Transcribe the full listing exactly, and drop every picture.

★ ★ ★ ★ ★ ★ ★

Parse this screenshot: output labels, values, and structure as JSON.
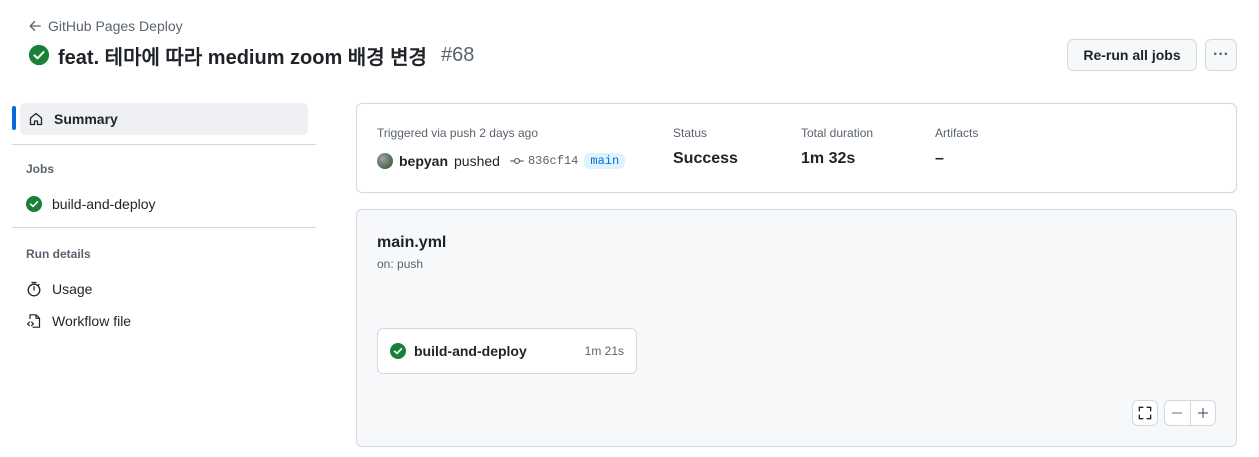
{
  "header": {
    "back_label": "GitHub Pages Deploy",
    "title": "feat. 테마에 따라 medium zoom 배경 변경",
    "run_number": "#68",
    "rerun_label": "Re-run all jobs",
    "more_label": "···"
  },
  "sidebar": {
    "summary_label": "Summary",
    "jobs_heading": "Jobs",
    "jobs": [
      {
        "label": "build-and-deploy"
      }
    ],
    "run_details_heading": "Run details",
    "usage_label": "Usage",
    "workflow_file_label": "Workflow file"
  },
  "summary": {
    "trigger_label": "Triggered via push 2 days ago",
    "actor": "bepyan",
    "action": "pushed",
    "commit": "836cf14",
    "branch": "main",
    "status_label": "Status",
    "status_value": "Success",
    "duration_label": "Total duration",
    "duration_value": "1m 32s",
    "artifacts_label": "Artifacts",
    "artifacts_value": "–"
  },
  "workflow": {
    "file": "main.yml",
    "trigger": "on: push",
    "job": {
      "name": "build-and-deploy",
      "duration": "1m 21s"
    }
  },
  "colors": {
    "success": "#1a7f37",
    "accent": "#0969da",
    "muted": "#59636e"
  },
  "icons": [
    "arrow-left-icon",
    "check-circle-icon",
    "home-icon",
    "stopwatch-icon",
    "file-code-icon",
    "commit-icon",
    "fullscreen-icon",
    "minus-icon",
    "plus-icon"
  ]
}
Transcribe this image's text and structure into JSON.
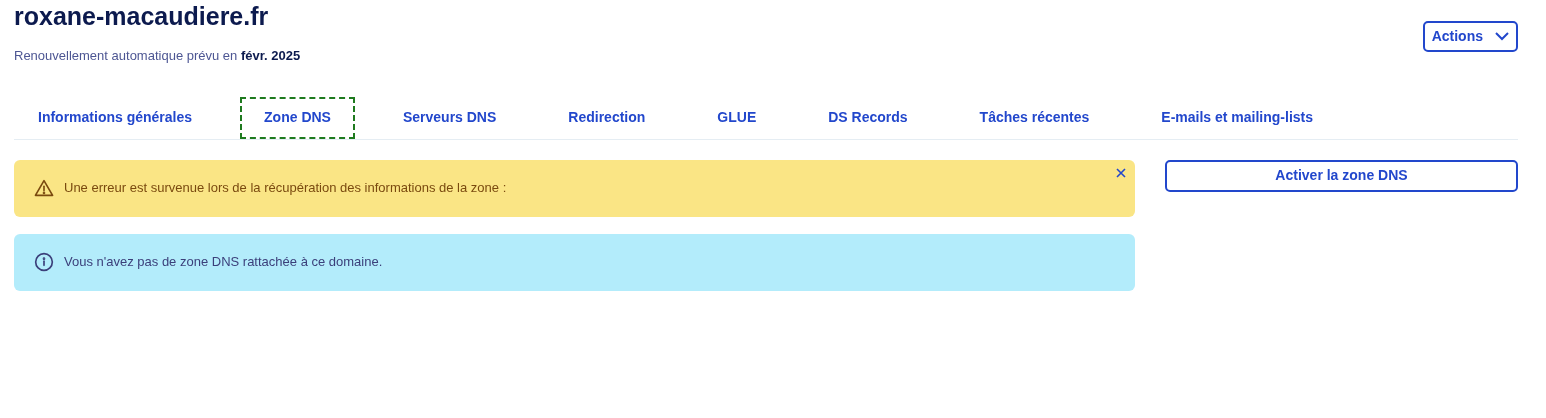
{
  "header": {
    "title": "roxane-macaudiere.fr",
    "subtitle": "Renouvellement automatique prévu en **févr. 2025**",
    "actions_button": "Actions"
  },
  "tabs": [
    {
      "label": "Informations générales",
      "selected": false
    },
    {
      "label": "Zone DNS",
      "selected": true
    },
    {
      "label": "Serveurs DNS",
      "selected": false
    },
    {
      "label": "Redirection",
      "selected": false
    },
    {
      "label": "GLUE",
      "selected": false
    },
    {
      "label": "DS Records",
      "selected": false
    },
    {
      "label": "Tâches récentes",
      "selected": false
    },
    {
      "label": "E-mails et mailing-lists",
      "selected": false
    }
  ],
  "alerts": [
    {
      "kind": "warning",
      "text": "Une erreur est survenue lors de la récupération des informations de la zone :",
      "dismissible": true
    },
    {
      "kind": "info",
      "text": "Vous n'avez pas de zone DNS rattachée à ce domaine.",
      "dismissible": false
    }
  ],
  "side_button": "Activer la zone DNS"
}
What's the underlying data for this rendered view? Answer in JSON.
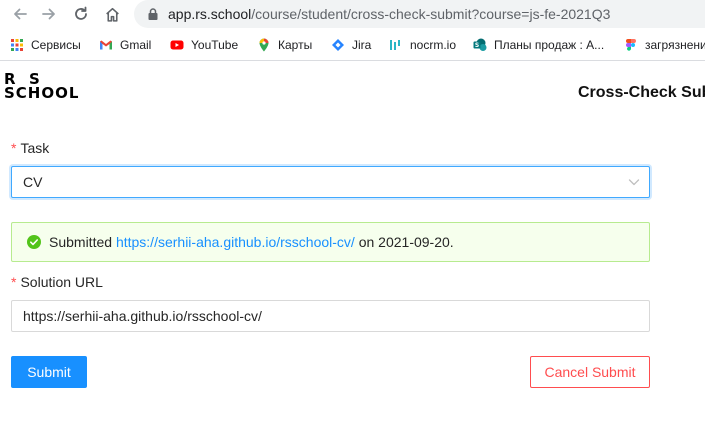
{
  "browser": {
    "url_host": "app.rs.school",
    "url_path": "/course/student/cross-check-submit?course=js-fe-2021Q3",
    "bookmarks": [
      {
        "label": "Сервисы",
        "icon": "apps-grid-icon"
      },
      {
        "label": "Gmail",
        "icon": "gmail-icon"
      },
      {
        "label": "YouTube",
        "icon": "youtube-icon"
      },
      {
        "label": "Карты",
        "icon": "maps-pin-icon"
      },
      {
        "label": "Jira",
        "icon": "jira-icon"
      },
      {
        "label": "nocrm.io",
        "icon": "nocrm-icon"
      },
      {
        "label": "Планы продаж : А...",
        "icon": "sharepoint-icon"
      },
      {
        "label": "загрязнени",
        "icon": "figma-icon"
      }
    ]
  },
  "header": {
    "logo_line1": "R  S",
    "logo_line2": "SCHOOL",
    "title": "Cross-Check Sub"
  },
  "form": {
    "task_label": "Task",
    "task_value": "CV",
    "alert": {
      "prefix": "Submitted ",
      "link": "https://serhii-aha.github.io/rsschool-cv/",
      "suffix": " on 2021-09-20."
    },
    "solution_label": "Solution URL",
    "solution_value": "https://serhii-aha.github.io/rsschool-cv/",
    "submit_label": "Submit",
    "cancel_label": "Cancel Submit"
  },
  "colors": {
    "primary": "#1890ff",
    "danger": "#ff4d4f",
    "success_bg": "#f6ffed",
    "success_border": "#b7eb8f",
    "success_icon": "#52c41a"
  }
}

★ ★ ★ ★ ★ ★ ★

▶ _Exercise solution_
Parse this screenshot: output labels, values, and structure as JSON.
{
  "header": {
    "back_label": "GitHub Pages Deploy",
    "title": "feat. 테마에 따라 medium zoom 배경 변경",
    "run_number": "#68",
    "rerun_label": "Re-run all jobs",
    "more_label": "···"
  },
  "sidebar": {
    "summary_label": "Summary",
    "jobs_heading": "Jobs",
    "jobs": [
      {
        "label": "build-and-deploy"
      }
    ],
    "run_details_heading": "Run details",
    "usage_label": "Usage",
    "workflow_file_label": "Workflow file"
  },
  "summary": {
    "trigger_label": "Triggered via push 2 days ago",
    "actor": "bepyan",
    "action": "pushed",
    "commit": "836cf14",
    "branch": "main",
    "status_label": "Status",
    "status_value": "Success",
    "duration_label": "Total duration",
    "duration_value": "1m 32s",
    "artifacts_label": "Artifacts",
    "artifacts_value": "–"
  },
  "workflow": {
    "file": "main.yml",
    "trigger": "on: push",
    "job": {
      "name": "build-and-deploy",
      "duration": "1m 21s"
    }
  },
  "colors": {
    "success": "#1a7f37",
    "accent": "#0969da",
    "muted": "#59636e"
  },
  "icons": [
    "arrow-left-icon",
    "check-circle-icon",
    "home-icon",
    "stopwatch-icon",
    "file-code-icon",
    "commit-icon",
    "fullscreen-icon",
    "minus-icon",
    "plus-icon"
  ]
}
Transcribe this image's text and structure into JSON.
{
  "header": {
    "title": "roxane-macaudiere.fr",
    "subtitle": "Renouvellement automatique prévu en **févr. 2025**",
    "actions_button": "Actions"
  },
  "tabs": [
    {
      "label": "Informations générales",
      "selected": false
    },
    {
      "label": "Zone DNS",
      "selected": true
    },
    {
      "label": "Serveurs DNS",
      "selected": false
    },
    {
      "label": "Redirection",
      "selected": false
    },
    {
      "label": "GLUE",
      "selected": false
    },
    {
      "label": "DS Records",
      "selected": false
    },
    {
      "label": "Tâches récentes",
      "selected": false
    },
    {
      "label": "E-mails et mailing-lists",
      "selected": false
    }
  ],
  "alerts": [
    {
      "kind": "warning",
      "text": "Une erreur est survenue lors de la récupération des informations de la zone :",
      "dismissible": true
    },
    {
      "kind": "info",
      "text": "Vous n'avez pas de zone DNS rattachée à ce domaine.",
      "dismissible": false
    }
  ],
  "side_button": "Activer la zone DNS"
}
What's the underlying data for this rendered view? Answer in JSON.
{
  "browser": {
    "url_host": "app.rs.school",
    "url_path": "/course/student/cross-check-submit?course=js-fe-2021Q3",
    "bookmarks": [
      {
        "label": "Сервисы",
        "icon": "apps-grid-icon"
      },
      {
        "label": "Gmail",
        "icon": "gmail-icon"
      },
      {
        "label": "YouTube",
        "icon": "youtube-icon"
      },
      {
        "label": "Карты",
        "icon": "maps-pin-icon"
      },
      {
        "label": "Jira",
        "icon": "jira-icon"
      },
      {
        "label": "nocrm.io",
        "icon": "nocrm-icon"
      },
      {
        "label": "Планы продаж : А...",
        "icon": "sharepoint-icon"
      },
      {
        "label": "загрязнени",
        "icon": "figma-icon"
      }
    ]
  },
  "header": {
    "logo_line1": "R  S",
    "logo_line2": "SCHOOL",
    "title": "Cross-Check Sub"
  },
  "form": {
    "task_label": "Task",
    "task_value": "CV",
    "alert": {
      "prefix": "Submitted ",
      "link": "https://serhii-aha.github.io/rsschool-cv/",
      "suffix": " on 2021-09-20."
    },
    "solution_label": "Solution URL",
    "solution_value": "https://serhii-aha.github.io/rsschool-cv/",
    "submit_label": "Submit",
    "cancel_label": "Cancel Submit"
  },
  "colors": {
    "primary": "#1890ff",
    "danger": "#ff4d4f",
    "success_bg": "#f6ffed",
    "success_border": "#b7eb8f",
    "success_icon": "#52c41a"
  }
}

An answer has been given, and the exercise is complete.